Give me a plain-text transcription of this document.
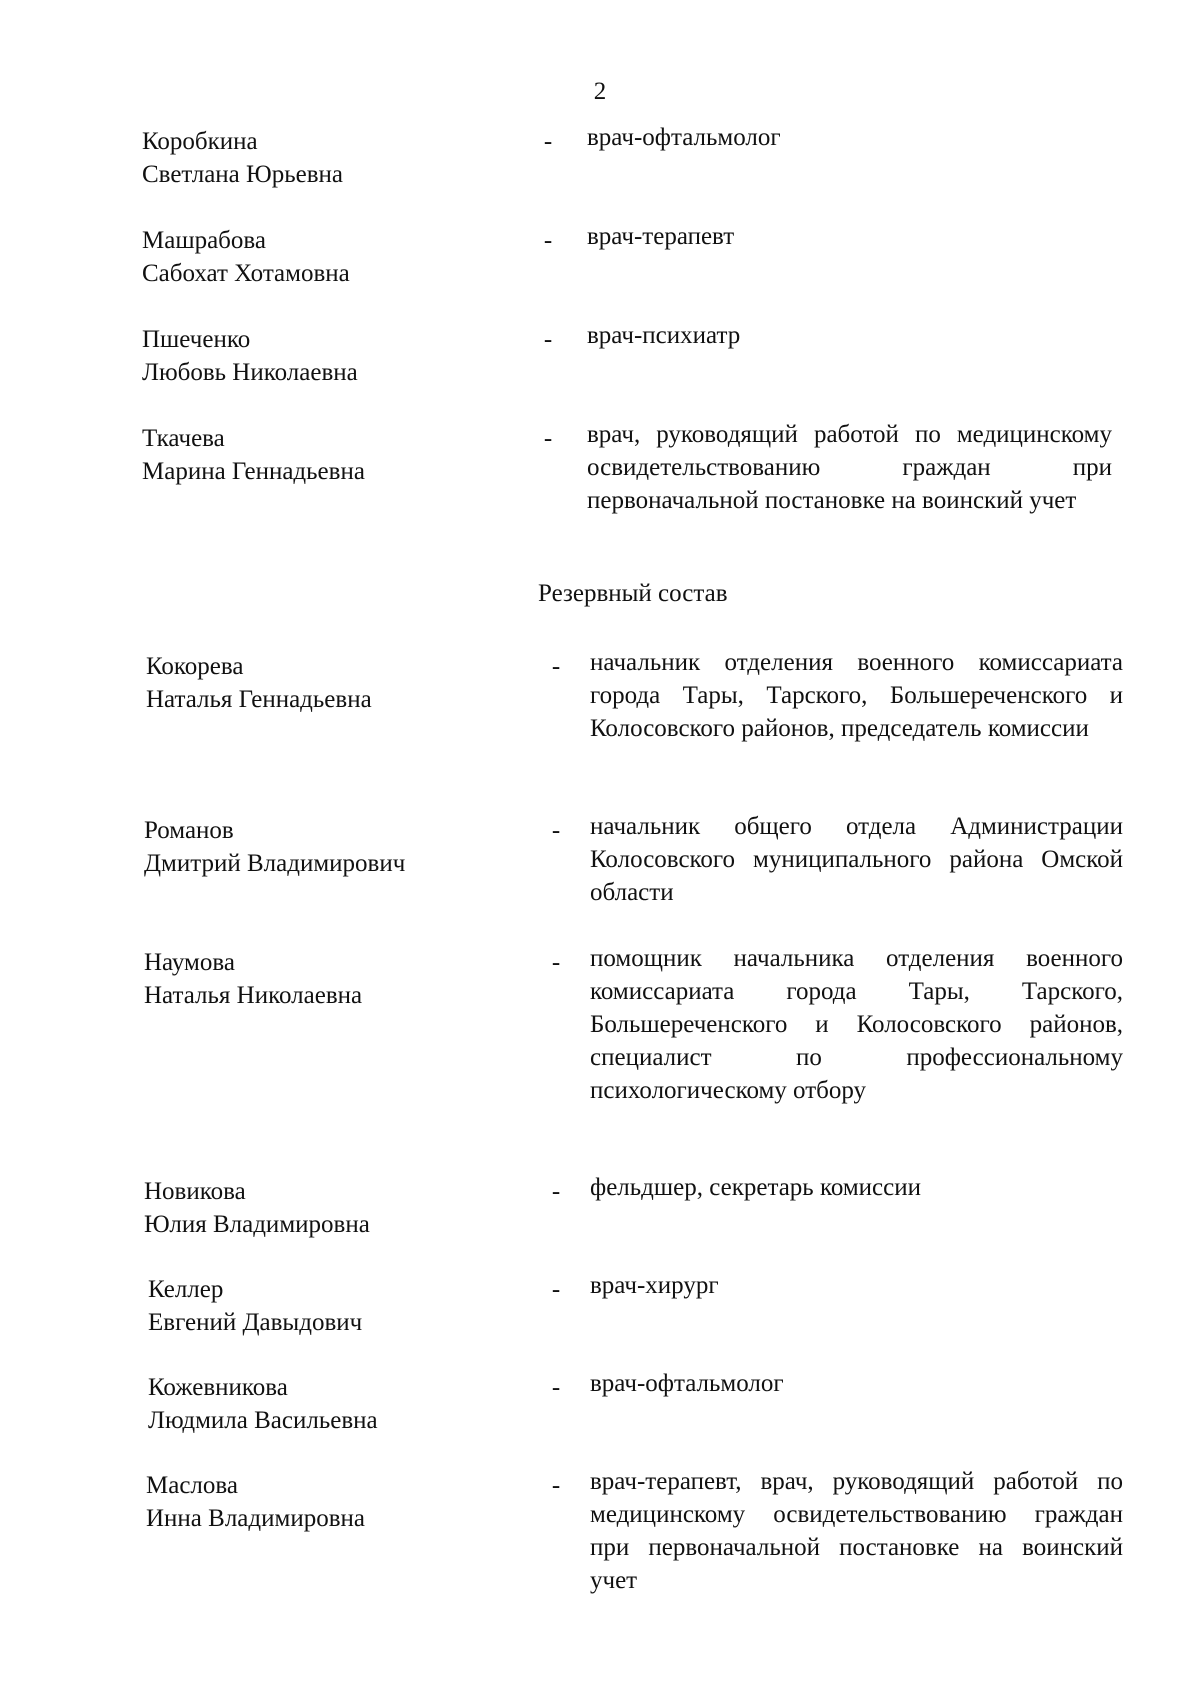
2
Коробкина
Светлана Юрьевна
- врач-офтальмолог
Машрабова
Сабохат Хотамовна
- врач-терапевт
Пшеченко
Любовь Николаевна
- врач-психиатр
Ткачева
Марина Геннадьевна
- врач, руководящий работой по медицинскому освидетельствованию граждан при первоначальной постановке на воинский учет
Резервный состав
Кокорева
Наталья Геннадьевна
- начальник отделения военного комиссариата города Тары, Тарского, Большереченского и Колосовского районов, председатель комиссии
Романов
Дмитрий Владимирович
- начальник общего отдела Администрации Колосовского муниципального района Омской области
Наумова
Наталья Николаевна
- помощник начальника отделения военного комиссариата города Тары, Тарского, Большереченского и Колосовского районов, специалист по профессиональному психологическому отбору
Новикова
Юлия Владимировна
- фельдшер, секретарь комиссии
Келлер
Евгений Давыдович
- врач-хирург
Кожевникова
Людмила Васильевна
- врач-офтальмолог
Маслова
Инна Владимировна
- врач-терапевт, врач, руководящий работой по медицинскому освидетельствованию граждан при первоначальной постановке на воинский учет
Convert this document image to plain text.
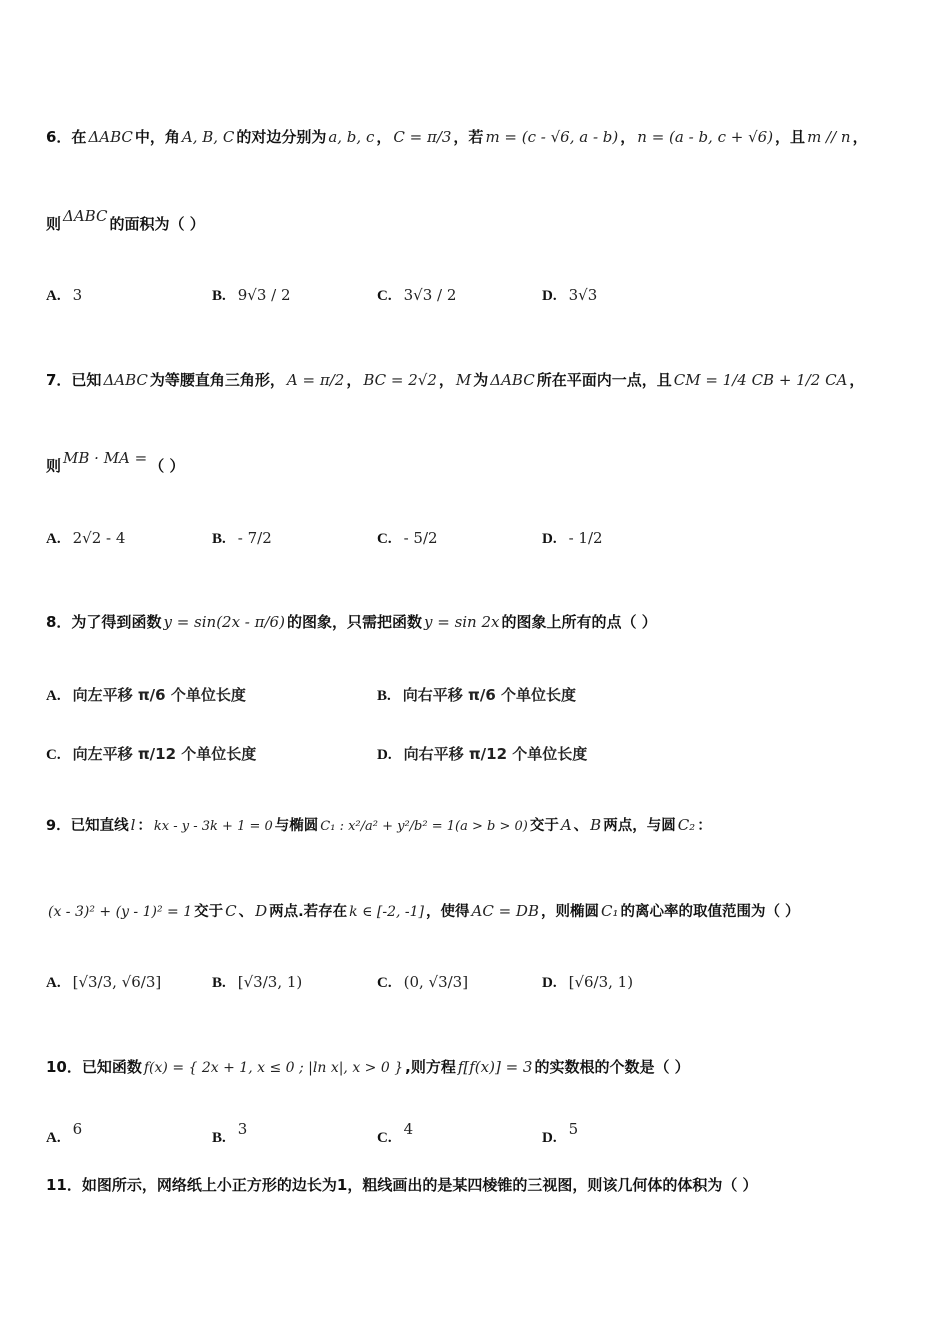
6．在 ΔABC 中，角 A, B, C 的对边分别为 a, b, c ， C = π/3 ，若 m = (c - √6, a - b) ， n = (a - b, c + √6) ，且 m // n ，
则 ΔABC 的面积为（ ）
A. 3	B. 9√3 / 2	C. 3√3 / 2	D. 3√3
7．已知 ΔABC 为等腰直角三角形， A = π/2 ， BC = 2√2 ， M 为 ΔABC 所在平面内一点，且 CM = 1/4 CB + 1/2 CA ，
则 MB · MA = （ ）
A. 2√2 - 4	B. - 7/2	C. - 5/2	D. - 1/2
8．为了得到函数 y = sin(2x - π/6) 的图象，只需把函数 y = sin 2x 的图象上所有的点（ ）
A. 向左平移 π/6 个单位长度	B. 向右平移 π/6 个单位长度
C. 向左平移 π/12 个单位长度	D. 向右平移 π/12 个单位长度
9．已知直线 l ： kx - y - 3k + 1 = 0 与椭圆 C₁ : x²/a² + y²/b² = 1(a > b > 0) 交于 A 、 B 两点，与圆 C₂ ：
(x - 3)² + (y - 1)² = 1 交于 C 、 D 两点.若存在 k ∈ [-2, -1] ，使得 AC = DB ，则椭圆 C₁ 的离心率的取值范围为（ ）
A. [√3/3, √6/3]	B. [√3/3, 1)	C. (0, √3/3]	D. [√6/3, 1)
10．已知函数 f(x) = { 2x + 1, x ≤ 0 ; |ln x|, x > 0 } ,则方程 f[f(x)] = 3 的实数根的个数是（ ）
A. 6	B. 3	C. 4	D. 5
11．如图所示，网络纸上小正方形的边长为1，粗线画出的是某四棱锥的三视图，则该几何体的体积为（ ）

════════════════════

Pull out each line of the records holding the string "комиссариата".

_Finished answer_
- начальник отделения военного комиссариата города Тары, Тарского, Большереченского и Колосовского районов, председатель комиссии
- помощник начальника отделения военного комиссариата города Тары, Тарского, Большереченского и Колосовского районов, специалист по профессиональному психологическому отбору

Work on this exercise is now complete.